Please reproduce the data word for word, from its first line through the line that contains "data-point bbox=[226, 266, 230, 270]", including both of those lines.

++++ Dataset excerpts ++++

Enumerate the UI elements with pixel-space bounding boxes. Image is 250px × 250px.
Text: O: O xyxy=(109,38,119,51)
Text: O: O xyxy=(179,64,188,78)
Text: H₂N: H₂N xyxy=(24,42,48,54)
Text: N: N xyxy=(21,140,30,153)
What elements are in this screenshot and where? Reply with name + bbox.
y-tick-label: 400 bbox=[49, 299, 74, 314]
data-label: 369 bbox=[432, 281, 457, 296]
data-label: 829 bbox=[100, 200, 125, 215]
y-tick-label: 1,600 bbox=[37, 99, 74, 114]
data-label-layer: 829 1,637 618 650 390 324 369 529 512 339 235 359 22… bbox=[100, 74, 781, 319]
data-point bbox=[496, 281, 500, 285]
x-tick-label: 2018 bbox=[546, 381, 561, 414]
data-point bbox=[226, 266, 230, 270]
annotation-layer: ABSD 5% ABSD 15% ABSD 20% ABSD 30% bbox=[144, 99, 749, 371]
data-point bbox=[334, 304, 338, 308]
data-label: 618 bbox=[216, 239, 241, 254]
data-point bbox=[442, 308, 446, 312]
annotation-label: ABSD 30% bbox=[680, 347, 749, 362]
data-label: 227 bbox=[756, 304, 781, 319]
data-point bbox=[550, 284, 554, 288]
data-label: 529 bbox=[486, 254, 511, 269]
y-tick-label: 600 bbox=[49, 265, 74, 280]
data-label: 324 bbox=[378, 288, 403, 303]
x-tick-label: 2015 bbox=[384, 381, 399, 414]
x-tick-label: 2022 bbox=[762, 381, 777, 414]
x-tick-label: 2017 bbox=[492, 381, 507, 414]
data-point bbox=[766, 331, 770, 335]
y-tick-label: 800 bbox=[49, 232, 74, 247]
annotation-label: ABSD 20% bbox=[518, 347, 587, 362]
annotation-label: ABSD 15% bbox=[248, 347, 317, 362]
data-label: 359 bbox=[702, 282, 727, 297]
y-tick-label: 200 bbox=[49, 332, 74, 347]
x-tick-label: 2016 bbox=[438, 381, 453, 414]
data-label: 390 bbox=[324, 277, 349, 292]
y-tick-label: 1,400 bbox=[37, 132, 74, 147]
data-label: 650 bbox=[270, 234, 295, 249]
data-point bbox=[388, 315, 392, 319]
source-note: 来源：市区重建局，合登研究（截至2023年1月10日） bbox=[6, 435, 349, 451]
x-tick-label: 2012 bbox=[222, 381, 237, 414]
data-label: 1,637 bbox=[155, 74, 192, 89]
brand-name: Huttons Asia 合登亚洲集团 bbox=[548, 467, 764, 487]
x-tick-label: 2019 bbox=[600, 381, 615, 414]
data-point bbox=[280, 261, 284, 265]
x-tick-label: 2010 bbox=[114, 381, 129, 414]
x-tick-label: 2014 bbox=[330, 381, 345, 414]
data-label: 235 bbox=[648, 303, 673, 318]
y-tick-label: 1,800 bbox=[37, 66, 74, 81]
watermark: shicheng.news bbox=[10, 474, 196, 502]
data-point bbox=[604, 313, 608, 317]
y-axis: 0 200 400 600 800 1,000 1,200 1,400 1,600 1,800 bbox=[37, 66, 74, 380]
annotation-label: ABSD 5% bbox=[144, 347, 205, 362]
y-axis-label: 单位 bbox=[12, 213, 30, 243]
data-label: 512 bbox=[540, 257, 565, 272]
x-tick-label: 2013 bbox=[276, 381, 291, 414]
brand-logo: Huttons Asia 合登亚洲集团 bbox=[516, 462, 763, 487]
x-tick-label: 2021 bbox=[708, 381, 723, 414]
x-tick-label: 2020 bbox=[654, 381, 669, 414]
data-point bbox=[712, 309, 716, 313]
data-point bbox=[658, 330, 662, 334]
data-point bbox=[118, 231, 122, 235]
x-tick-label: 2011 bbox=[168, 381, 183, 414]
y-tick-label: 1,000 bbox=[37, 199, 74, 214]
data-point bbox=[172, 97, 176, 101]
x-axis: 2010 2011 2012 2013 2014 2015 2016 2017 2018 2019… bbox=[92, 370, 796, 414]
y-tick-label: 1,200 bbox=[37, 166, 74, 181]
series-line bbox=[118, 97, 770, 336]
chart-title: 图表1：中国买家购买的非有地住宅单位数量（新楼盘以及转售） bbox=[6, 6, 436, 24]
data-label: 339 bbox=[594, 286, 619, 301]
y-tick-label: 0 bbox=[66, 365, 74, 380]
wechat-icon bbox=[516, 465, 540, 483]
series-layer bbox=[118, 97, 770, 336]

++++

Solution:
Enumerate the UI elements with pixel-space bounding boxes. Image is 250px × 250px.
Text: O: O xyxy=(109,38,119,51)
Text: O: O xyxy=(179,64,188,78)
Text: H₂N: H₂N xyxy=(24,42,48,54)
Text: N: N xyxy=(21,140,30,153)
What elements are in this screenshot and where? Reply with name + bbox.
y-tick-label: 400 bbox=[49, 299, 74, 314]
data-label: 369 bbox=[432, 281, 457, 296]
data-label: 829 bbox=[100, 200, 125, 215]
y-tick-label: 1,600 bbox=[37, 99, 74, 114]
data-label-layer: 829 1,637 618 650 390 324 369 529 512 339 235 359 22… bbox=[100, 74, 781, 319]
data-point bbox=[496, 281, 500, 285]
x-tick-label: 2018 bbox=[546, 381, 561, 414]
data-point bbox=[226, 266, 230, 270]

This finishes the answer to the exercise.